## START

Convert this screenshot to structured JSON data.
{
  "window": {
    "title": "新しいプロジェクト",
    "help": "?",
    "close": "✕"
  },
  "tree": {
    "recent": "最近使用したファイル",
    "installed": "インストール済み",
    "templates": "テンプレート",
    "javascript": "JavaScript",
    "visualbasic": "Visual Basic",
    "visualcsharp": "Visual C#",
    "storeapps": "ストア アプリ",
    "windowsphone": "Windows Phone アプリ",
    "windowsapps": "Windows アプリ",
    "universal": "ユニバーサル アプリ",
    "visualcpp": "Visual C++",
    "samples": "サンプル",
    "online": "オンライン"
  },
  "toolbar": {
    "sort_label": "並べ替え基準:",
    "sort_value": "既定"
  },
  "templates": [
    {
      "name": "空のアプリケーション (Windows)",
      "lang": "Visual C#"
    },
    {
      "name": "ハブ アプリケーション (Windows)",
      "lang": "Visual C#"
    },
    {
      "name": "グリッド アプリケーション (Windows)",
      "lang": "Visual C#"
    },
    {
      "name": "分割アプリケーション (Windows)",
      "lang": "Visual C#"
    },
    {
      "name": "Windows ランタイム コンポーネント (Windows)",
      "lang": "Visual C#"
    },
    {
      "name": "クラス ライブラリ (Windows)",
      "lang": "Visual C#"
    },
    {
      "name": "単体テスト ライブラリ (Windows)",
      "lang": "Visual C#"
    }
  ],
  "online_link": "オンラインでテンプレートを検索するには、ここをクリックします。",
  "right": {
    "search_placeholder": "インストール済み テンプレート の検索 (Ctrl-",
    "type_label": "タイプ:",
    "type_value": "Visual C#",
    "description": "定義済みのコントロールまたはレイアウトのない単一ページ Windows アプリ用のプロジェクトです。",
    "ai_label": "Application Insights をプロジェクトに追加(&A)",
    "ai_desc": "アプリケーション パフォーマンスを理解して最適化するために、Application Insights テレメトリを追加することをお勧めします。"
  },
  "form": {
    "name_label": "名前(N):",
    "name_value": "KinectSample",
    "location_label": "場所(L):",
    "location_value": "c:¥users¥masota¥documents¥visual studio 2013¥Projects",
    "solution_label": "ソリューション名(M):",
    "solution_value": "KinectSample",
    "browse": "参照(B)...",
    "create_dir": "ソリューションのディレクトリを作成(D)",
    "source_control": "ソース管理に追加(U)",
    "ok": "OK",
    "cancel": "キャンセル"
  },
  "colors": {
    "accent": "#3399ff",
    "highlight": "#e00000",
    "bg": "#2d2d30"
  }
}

## END

INSTRUCTIONS FOR THE TASK: Take the entries above and transcribe them exactly.

WRITTEN SOLUTION:
Convert this screenshot to structured JSON data.
{
  "window": {
    "title": "新しいプロジェクト",
    "help": "?",
    "close": "✕"
  },
  "tree": {
    "recent": "最近使用したファイル",
    "installed": "インストール済み",
    "templates": "テンプレート",
    "javascript": "JavaScript",
    "visualbasic": "Visual Basic",
    "visualcsharp": "Visual C#",
    "storeapps": "ストア アプリ",
    "windowsphone": "Windows Phone アプリ",
    "windowsapps": "Windows アプリ",
    "universal": "ユニバーサル アプリ",
    "visualcpp": "Visual C++",
    "samples": "サンプル",
    "online": "オンライン"
  },
  "toolbar": {
    "sort_label": "並べ替え基準:",
    "sort_value": "既定"
  },
  "templates": [
    {
      "name": "空のアプリケーション (Windows)",
      "lang": "Visual C#"
    },
    {
      "name": "ハブ アプリケーション (Windows)",
      "lang": "Visual C#"
    },
    {
      "name": "グリッド アプリケーション (Windows)",
      "lang": "Visual C#"
    },
    {
      "name": "分割アプリケーション (Windows)",
      "lang": "Visual C#"
    },
    {
      "name": "Windows ランタイム コンポーネント (Windows)",
      "lang": "Visual C#"
    },
    {
      "name": "クラス ライブラリ (Windows)",
      "lang": "Visual C#"
    },
    {
      "name": "単体テスト ライブラリ (Windows)",
      "lang": "Visual C#"
    }
  ],
  "online_link": "オンラインでテンプレートを検索するには、ここをクリックします。",
  "right": {
    "search_placeholder": "インストール済み テンプレート の検索 (Ctrl-",
    "type_label": "タイプ:",
    "type_value": "Visual C#",
    "description": "定義済みのコントロールまたはレイアウトのない単一ページ Windows アプリ用のプロジェクトです。",
    "ai_label": "Application Insights をプロジェクトに追加(&A)",
    "ai_desc": "アプリケーション パフォーマンスを理解して最適化するために、Application Insights テレメトリを追加することをお勧めします。"
  },
  "form": {
    "name_label": "名前(N):",
    "name_value": "KinectSample",
    "location_label": "場所(L):",
    "location_value": "c:¥users¥masota¥documents¥visual studio 2013¥Projects",
    "solution_label": "ソリューション名(M):",
    "solution_value": "KinectSample",
    "browse": "参照(B)...",
    "create_dir": "ソリューションのディレクトリを作成(D)",
    "source_control": "ソース管理に追加(U)",
    "ok": "OK",
    "cancel": "キャンセル"
  },
  "colors": {
    "accent": "#3399ff",
    "highlight": "#e00000",
    "bg": "#2d2d30"
  }
}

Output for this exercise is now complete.